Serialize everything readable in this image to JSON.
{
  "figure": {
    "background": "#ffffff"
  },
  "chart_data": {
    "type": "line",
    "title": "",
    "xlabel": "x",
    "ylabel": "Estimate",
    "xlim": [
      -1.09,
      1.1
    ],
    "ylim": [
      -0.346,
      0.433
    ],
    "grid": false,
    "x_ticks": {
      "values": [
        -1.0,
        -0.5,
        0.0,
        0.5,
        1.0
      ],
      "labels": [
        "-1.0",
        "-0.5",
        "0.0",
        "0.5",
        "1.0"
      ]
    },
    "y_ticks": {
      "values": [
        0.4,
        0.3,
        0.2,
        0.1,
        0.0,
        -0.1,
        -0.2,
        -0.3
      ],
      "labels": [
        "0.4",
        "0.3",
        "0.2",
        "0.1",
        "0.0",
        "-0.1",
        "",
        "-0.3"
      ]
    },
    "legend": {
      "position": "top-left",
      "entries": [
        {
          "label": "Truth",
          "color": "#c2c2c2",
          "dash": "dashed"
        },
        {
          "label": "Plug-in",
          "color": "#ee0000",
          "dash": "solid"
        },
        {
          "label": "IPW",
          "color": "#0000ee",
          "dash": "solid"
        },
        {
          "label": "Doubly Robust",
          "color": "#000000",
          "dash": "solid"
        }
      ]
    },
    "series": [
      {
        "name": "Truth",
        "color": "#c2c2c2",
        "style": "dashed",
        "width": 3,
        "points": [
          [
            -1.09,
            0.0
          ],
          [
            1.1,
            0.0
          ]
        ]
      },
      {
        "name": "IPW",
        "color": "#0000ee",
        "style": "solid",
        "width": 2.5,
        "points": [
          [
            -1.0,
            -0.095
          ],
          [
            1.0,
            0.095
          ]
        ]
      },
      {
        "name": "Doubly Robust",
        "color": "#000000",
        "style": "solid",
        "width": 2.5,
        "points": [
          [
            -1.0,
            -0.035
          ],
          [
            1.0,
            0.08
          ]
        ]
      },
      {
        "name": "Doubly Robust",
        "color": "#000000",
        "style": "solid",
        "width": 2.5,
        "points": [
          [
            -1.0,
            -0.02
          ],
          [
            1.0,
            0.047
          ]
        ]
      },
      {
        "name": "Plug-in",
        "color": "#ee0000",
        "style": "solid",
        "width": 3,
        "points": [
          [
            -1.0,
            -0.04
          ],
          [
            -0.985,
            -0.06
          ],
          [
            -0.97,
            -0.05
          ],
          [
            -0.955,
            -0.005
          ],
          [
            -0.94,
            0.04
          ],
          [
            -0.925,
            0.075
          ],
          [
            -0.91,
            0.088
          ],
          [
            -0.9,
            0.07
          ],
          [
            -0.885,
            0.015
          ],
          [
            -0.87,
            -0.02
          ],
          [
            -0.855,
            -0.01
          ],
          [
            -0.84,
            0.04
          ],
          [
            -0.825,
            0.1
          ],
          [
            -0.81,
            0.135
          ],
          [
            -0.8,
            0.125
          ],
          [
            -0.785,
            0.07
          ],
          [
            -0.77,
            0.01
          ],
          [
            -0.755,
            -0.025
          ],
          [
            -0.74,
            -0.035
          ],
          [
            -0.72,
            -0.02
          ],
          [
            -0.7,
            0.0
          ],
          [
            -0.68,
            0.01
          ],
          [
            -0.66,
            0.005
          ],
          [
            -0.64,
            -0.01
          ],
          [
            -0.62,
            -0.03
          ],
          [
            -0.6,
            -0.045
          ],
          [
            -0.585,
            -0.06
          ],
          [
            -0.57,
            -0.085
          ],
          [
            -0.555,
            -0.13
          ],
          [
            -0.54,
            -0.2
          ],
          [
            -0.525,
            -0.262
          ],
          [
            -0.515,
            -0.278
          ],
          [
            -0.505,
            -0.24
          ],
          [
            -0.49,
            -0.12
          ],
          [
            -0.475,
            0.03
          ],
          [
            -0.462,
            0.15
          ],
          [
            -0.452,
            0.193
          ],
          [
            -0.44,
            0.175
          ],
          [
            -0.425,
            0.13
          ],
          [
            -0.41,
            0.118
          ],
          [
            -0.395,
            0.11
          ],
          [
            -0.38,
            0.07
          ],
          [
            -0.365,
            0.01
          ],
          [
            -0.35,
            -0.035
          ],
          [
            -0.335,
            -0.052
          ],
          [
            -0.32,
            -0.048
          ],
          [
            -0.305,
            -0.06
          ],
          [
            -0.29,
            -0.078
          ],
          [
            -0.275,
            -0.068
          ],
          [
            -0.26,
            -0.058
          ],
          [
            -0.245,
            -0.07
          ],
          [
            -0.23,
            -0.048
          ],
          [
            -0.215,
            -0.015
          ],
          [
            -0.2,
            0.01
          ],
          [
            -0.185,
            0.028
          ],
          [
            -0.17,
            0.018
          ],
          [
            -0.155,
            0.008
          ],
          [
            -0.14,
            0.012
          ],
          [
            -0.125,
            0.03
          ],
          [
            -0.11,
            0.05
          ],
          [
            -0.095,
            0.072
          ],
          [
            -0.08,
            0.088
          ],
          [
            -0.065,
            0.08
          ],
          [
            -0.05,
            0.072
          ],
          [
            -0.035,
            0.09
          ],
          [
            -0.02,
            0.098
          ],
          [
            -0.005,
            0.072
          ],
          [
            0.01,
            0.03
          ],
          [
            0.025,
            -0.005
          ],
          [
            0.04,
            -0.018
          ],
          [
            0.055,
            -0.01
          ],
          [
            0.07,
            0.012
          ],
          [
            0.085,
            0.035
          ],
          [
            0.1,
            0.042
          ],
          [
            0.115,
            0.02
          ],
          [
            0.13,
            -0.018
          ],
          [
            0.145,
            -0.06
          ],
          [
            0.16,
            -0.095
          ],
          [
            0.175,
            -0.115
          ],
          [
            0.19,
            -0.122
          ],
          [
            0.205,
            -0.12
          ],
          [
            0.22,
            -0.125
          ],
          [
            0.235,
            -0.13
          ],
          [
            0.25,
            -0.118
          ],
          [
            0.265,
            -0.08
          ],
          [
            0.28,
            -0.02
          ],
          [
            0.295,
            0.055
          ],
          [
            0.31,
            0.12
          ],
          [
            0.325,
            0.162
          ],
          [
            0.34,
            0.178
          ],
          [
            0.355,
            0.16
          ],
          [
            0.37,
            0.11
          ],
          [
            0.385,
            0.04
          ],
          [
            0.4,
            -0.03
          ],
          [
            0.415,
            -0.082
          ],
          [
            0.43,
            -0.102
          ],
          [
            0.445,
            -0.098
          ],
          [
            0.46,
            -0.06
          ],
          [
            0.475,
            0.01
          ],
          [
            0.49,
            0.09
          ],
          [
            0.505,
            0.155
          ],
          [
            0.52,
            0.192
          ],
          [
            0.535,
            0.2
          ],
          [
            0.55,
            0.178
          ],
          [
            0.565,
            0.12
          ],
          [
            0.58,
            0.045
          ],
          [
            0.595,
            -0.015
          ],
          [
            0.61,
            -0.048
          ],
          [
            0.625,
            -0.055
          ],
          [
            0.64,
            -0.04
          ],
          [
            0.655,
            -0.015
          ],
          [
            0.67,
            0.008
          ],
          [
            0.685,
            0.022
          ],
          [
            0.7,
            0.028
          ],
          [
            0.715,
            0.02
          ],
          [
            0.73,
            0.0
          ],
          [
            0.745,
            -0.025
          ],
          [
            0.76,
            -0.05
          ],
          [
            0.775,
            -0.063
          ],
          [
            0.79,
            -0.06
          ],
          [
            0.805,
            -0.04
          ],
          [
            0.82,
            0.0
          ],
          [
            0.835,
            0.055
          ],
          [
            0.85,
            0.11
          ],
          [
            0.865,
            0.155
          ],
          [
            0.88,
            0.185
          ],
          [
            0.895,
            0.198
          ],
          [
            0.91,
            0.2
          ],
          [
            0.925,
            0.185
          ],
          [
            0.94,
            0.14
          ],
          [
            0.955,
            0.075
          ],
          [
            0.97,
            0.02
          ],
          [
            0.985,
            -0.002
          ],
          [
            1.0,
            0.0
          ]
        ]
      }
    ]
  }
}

------

● YOUR OBJECTIVE
In the listing, find all lines with the string "color" and copy them.

● SOLVED PROBLEM
          "color": "#c2c2c2",
          "color": "#ee0000",
          "color": "#0000ee",
          "color": "#000000",
        "color": "#c2c2c2",
        "color": "#0000ee",
        "color": "#000000",
        "color": "#000000",
        "color": "#ee0000",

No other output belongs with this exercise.